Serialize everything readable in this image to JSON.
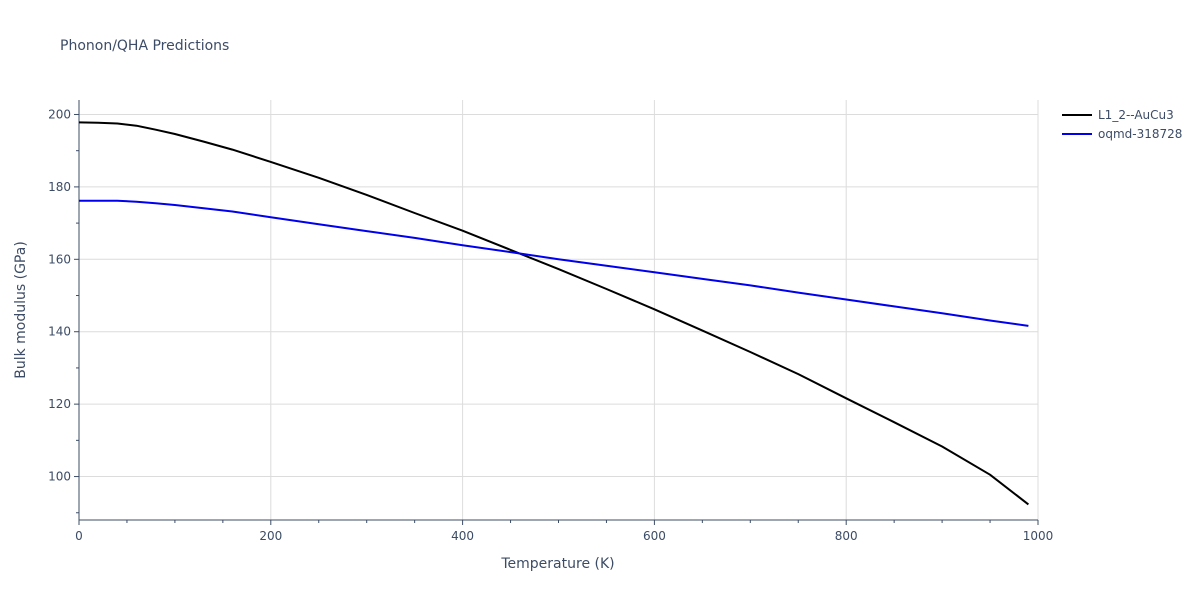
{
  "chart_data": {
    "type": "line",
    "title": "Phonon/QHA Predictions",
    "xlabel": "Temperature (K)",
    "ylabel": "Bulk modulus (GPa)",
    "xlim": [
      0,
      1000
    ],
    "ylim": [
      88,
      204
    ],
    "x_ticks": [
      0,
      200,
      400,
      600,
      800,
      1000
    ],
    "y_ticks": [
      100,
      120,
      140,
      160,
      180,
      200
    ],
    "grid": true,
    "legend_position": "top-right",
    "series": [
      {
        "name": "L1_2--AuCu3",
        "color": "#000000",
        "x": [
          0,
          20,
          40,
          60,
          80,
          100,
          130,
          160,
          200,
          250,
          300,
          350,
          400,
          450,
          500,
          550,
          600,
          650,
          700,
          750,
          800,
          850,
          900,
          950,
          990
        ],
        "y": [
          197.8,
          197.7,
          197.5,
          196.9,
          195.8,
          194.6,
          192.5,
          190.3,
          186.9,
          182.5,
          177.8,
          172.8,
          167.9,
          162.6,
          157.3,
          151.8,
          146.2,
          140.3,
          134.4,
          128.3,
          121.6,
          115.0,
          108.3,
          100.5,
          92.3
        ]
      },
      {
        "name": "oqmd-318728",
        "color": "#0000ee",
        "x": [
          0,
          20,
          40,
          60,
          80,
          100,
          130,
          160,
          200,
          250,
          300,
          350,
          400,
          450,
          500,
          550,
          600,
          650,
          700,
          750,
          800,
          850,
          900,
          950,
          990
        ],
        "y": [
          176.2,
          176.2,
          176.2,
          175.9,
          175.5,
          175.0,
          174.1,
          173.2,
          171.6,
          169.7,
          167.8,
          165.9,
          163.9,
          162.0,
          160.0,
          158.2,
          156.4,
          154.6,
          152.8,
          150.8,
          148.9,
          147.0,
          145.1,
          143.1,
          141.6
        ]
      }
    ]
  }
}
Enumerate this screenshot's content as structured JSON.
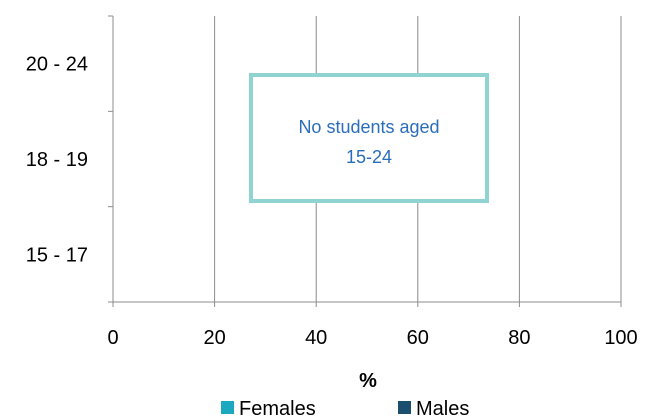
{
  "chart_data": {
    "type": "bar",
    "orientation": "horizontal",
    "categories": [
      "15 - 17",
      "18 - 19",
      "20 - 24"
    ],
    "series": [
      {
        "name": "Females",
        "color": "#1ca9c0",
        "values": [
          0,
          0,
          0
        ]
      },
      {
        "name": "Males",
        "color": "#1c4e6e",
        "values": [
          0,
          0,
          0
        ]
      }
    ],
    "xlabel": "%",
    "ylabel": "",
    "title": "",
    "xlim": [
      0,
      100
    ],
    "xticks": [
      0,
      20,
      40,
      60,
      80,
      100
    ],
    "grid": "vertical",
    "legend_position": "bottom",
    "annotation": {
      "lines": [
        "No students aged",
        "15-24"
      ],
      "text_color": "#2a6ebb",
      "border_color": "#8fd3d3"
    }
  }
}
-------------------------
### What you are asked to do
Exactly reproduce the lines beginning at the one that contains "Enumerate this screenshot's" and ending at the final line of the material, with the pictures left out.

### Completed task
Enumerate this screenshot's content as structured JSON.
{
  "chart_data": {
    "type": "bar",
    "orientation": "horizontal",
    "categories": [
      "15 - 17",
      "18 - 19",
      "20 - 24"
    ],
    "series": [
      {
        "name": "Females",
        "color": "#1ca9c0",
        "values": [
          0,
          0,
          0
        ]
      },
      {
        "name": "Males",
        "color": "#1c4e6e",
        "values": [
          0,
          0,
          0
        ]
      }
    ],
    "xlabel": "%",
    "ylabel": "",
    "title": "",
    "xlim": [
      0,
      100
    ],
    "xticks": [
      0,
      20,
      40,
      60,
      80,
      100
    ],
    "grid": "vertical",
    "legend_position": "bottom",
    "annotation": {
      "lines": [
        "No students aged",
        "15-24"
      ],
      "text_color": "#2a6ebb",
      "border_color": "#8fd3d3"
    }
  }
}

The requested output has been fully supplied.